_Task brief_
Lines holding the string "data" are the ones to copy from this listing.
━━━ The input
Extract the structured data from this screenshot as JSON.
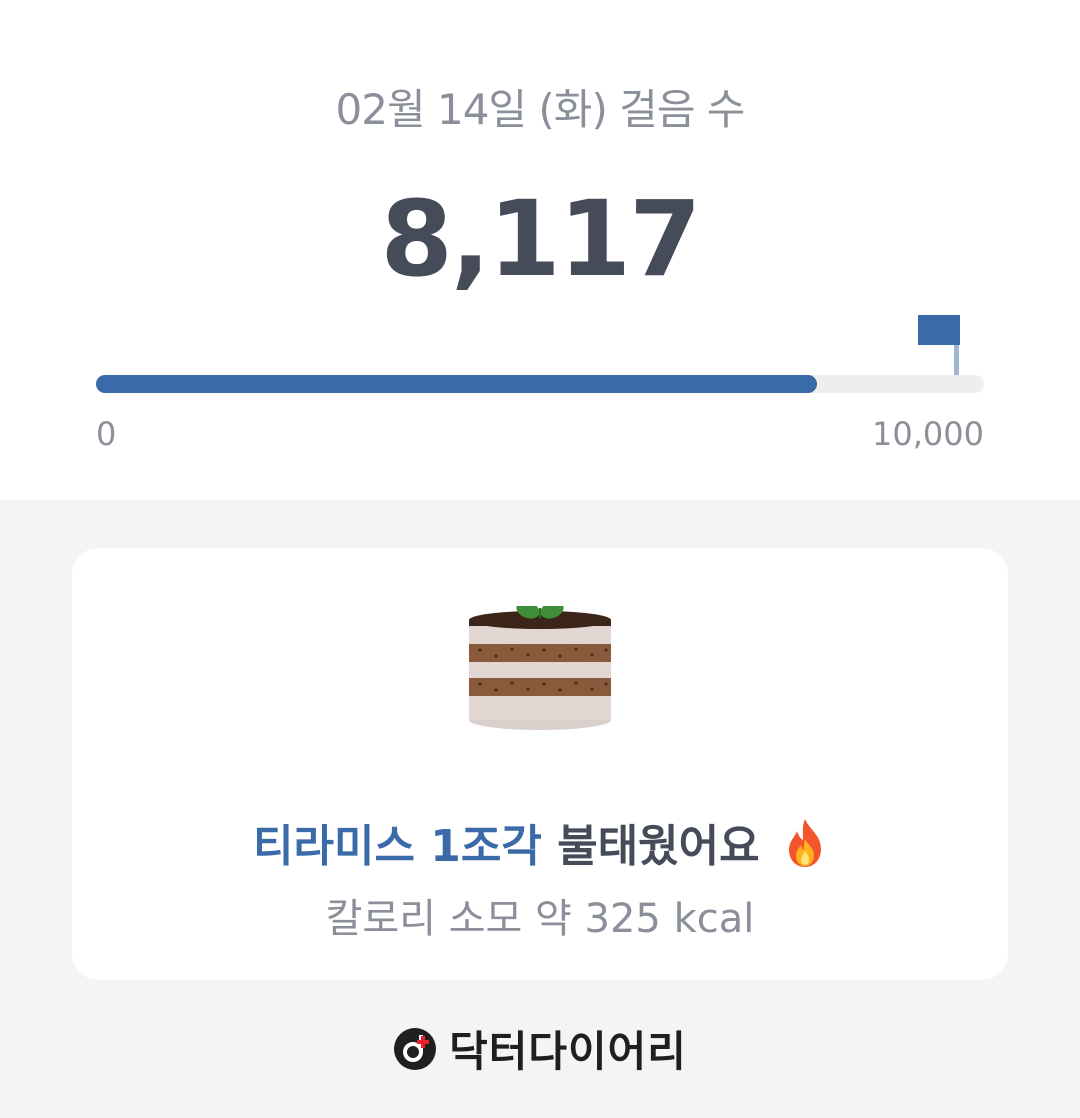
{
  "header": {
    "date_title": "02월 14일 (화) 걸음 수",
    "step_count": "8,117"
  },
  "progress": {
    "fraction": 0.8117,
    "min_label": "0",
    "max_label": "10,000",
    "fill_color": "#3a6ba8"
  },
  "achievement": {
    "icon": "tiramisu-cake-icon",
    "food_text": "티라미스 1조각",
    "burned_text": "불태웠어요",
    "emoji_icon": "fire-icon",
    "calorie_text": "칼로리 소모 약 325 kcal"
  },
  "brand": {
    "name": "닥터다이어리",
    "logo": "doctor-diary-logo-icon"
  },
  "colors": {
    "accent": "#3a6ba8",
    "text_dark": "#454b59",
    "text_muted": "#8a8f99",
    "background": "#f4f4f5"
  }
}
━━━━━━
━━━ The input
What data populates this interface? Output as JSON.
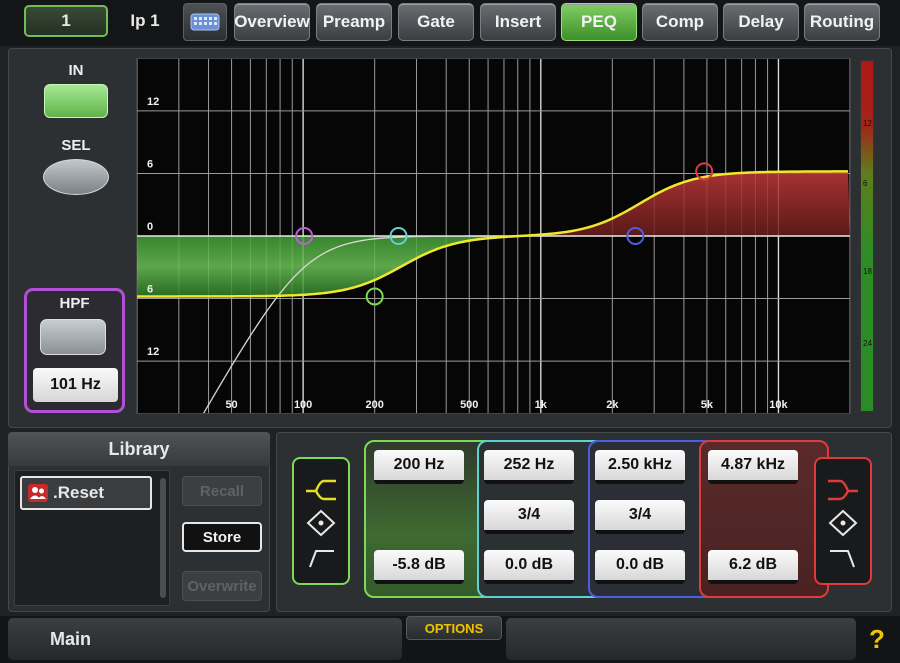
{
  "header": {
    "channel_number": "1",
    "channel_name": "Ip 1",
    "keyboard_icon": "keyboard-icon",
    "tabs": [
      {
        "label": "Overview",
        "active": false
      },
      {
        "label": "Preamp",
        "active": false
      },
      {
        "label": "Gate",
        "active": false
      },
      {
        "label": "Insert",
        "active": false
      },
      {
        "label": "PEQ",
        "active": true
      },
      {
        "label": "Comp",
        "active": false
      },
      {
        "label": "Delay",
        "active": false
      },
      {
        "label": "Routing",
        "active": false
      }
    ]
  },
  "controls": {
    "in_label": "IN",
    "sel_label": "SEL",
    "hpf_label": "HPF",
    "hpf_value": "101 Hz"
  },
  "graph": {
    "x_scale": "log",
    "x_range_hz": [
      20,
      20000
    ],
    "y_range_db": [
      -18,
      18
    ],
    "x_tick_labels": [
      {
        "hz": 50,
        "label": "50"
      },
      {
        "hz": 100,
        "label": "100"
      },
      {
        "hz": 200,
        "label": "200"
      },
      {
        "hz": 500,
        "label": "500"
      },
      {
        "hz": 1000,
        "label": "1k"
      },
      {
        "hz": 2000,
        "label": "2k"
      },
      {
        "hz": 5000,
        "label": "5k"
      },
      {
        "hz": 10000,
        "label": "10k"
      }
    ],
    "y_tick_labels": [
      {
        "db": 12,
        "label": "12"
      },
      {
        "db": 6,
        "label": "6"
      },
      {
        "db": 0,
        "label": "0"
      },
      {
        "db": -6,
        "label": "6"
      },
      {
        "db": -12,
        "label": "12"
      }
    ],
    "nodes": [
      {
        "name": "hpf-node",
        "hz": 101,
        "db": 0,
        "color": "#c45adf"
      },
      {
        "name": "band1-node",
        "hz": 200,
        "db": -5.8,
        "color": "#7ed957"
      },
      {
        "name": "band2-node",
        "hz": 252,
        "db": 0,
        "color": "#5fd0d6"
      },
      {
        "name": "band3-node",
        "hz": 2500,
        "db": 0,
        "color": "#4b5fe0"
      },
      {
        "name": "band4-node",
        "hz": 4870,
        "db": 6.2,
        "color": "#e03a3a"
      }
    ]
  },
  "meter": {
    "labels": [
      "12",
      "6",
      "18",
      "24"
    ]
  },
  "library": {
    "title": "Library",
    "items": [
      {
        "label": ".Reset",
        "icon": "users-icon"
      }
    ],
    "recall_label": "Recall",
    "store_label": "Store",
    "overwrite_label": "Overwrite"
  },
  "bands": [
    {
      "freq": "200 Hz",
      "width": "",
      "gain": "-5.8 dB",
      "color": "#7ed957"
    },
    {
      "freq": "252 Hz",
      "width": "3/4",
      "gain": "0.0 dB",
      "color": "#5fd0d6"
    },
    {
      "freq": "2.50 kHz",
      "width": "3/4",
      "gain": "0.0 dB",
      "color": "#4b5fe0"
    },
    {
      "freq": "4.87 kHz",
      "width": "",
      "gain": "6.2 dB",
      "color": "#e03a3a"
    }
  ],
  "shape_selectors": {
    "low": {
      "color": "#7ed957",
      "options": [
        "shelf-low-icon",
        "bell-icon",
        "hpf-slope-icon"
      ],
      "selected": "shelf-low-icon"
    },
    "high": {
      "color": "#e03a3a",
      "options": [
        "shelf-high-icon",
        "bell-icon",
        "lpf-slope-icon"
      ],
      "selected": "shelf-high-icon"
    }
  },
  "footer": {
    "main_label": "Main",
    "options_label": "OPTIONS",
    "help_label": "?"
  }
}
━━━━━━
_Problem solution_
Extract the structured data from this screenshot as JSON.
What data populates this interface? Output as JSON.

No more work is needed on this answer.